## begin SUPPLIED INFORMATION
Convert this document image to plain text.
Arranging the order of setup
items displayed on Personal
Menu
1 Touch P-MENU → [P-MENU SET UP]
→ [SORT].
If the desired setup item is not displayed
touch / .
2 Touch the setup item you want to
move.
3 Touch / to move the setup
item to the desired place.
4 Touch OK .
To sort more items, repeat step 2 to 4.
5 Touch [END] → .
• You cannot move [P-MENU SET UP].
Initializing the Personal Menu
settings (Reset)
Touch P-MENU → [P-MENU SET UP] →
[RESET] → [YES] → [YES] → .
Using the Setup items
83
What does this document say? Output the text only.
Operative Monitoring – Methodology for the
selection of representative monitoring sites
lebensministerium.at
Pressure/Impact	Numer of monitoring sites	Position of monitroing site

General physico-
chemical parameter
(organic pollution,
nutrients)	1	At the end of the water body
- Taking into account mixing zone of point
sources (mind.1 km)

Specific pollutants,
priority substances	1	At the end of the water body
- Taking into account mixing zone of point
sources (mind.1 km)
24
## end SUPPLIED INFORMATION
# WHAT IS REQUIRED
Within the listing above, find every line containing the string "document" and return it.

# OUTPUT BELOW
Convert this document image to plain text.
What does this document say? Output the text only.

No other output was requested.